Carry on the essay about building democracy on the internet, starting right after its final paragraph.

++++ Text passage ++++

Building Democracy on the Internet, Part 2
6 Months ago I wrote an article called Time Segmentation: Building Democracy on the Internet on Medium, arguing for voting mechanisms and “election cycles” to be included options in social media platforms of all types. I’ve managed to get a few good conversations and comments from it, but in retrospect the timing was probably a little bit too early…with the political fervor that was brewing behind Clinton, Trump, and Sanders at the time, analyzing or changing people’s habits on social media wasn’t really on anyone’s radar so the project was put on hold indefinitely at that point.
Now that the election is over, however, it might be time to revisit the idea one more time. We have nothing to lose and everything to gain from here on out.
Being mostly anti-Trump in its beliefs, the tech industry is very much in turmoil right now, to the point where some leaders are even considering trying to secede California from the U.S. itself. Regardless of the feasibility of such an exit, however, I don’t believe that running away from our problems is really the best course of action to take. What needs to be done is for industry leaders to take responsibility for the influence it has on its users and try to aim for outcomes that are more in alignment with their beliefs. The tech industry does stand for a lot of good values that most people can get behind (diversity, transparency, meritocracy) but it’s now more important than ever that they translate these intentions into something more tangible and actionable.
People who know me will probably know how I’m feeling about the outcome of the election right now, but that’s not what I want to focus on for this post here: I’m a problem-solver, first and foremost, and I want to propose a solution to the problems that we’re facing right now towards a more permanent, long-lasting end. Since software is where I spent most of my working hours, that’s where we will start.
The Internet Runs on Authoritarianism and Classicism
Regardless if the industry wants the responsibility or not, tech products do influence people’s thinking everyday — socially, culturally, politically, emotionally — but up until this point there has been a reluctance to accept the fact that the way software is organized socially has had any direct effects on the way people think and act. We have a lot of half-hearted “scientific” articles floating around everywhere on social media about social media (ironically), but most of them end up fall short of making any claims of direct influence since it would involve having to dive deeper into more complex issues about political and cultural development. (Something that the industry has less experience with.)
It could just be that everyone is just avoiding the difficult, but more obvious truth: that most of the social structures that are modeled into social media platforms tend to be authoritarian and autocratic, training its users to expect and behave in such circumstances in order to “get things done”.
When was the last time you voted on something online for something that actually mattered? Can you appeal to a higher power (like the courts in the real world) in case you were wronged by an admin or moderator? Can you vote anyone out of office if you’re not happy with their performance? In most cases, no — a benevolent dictatorship is probably the best outcome you can hope for in picking a platform or community to be a part of online. Debates and discussions are nice, but in the bigger picture they are largely of no consequence, since the owner-classes and editor-classes of the site wields absolute, non-negotiable power.
As such, in its current state the Internet doesn’t do much — if anything at all — to enhance or enable the user in better understanding how the democratic political process really works. When people go into the political process in the real world with the lessons that they learned from the Internet, they’re largely unprepared and bewildered by the results when things don’t go the way that they want.

++++ Dataset ++++

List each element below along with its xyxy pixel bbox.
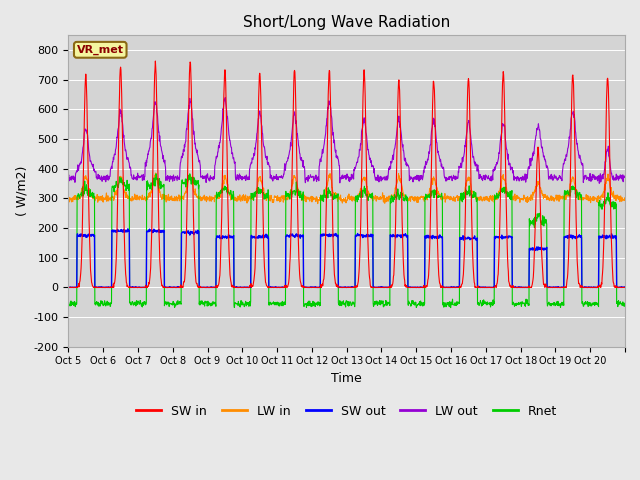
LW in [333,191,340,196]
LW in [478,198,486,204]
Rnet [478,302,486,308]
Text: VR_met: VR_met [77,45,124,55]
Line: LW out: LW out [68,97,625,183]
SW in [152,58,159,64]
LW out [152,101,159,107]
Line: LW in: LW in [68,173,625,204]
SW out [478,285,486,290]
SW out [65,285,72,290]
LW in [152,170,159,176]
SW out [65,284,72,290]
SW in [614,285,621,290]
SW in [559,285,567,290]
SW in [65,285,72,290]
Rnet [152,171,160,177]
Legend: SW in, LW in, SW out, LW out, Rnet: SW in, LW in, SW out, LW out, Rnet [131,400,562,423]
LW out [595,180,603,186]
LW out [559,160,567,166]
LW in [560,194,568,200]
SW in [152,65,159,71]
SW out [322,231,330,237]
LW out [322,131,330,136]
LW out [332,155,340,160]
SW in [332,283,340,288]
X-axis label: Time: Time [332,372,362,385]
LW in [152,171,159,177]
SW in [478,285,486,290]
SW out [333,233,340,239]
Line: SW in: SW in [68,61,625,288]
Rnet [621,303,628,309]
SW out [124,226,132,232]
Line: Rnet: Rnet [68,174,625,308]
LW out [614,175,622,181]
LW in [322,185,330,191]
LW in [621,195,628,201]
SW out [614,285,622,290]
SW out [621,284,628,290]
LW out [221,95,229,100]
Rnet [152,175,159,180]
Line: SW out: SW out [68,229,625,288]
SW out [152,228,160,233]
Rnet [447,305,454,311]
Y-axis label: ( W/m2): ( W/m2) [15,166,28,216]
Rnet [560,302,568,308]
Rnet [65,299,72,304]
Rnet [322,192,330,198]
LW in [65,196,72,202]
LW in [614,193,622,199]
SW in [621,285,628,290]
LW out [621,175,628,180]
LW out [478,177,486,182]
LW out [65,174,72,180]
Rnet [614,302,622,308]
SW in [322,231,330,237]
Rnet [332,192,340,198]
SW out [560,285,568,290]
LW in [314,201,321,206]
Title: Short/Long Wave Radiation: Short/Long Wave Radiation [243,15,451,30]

++++

The result>
If it’s just business as usual, the tendency might be to avoid this issue and just hope for the best. I do think, however, that we’ve reached a point in time where we can’t really leave anything to chance. The solution isn’t an easy one (nor should anyone expect it to be), but with a view for the long-term, there are a number of simple, achievable things that we can do towards the end of making software applications more conducive to the democratic process.
Small Steps, First
When I say that the political process should be a part of social media platforms, I’m not talking about the promotion of a particular ideological agenda — left, right, libertarian, socialist, anti-abortion, pro-cannibalism— etc. What’s needed is just the simple experience of voting on something that actually has an effect on you. A lot of people — especially those from disenfranchised and low-income backgrounds — may not be familiar with that feeling since the voting process is seen as too abstract and far removed from their day to day lives for it to really matter.
So we can start small — we need to give people some agency in the communities that they build online, even if it’s something as simple as being able to vote for aesthetic choices of their landing page (background color, font type, etc.) or community guidelines that are enforced by a transparent set of rules (i.e. code) rather than relying on strong personalities to keep things running.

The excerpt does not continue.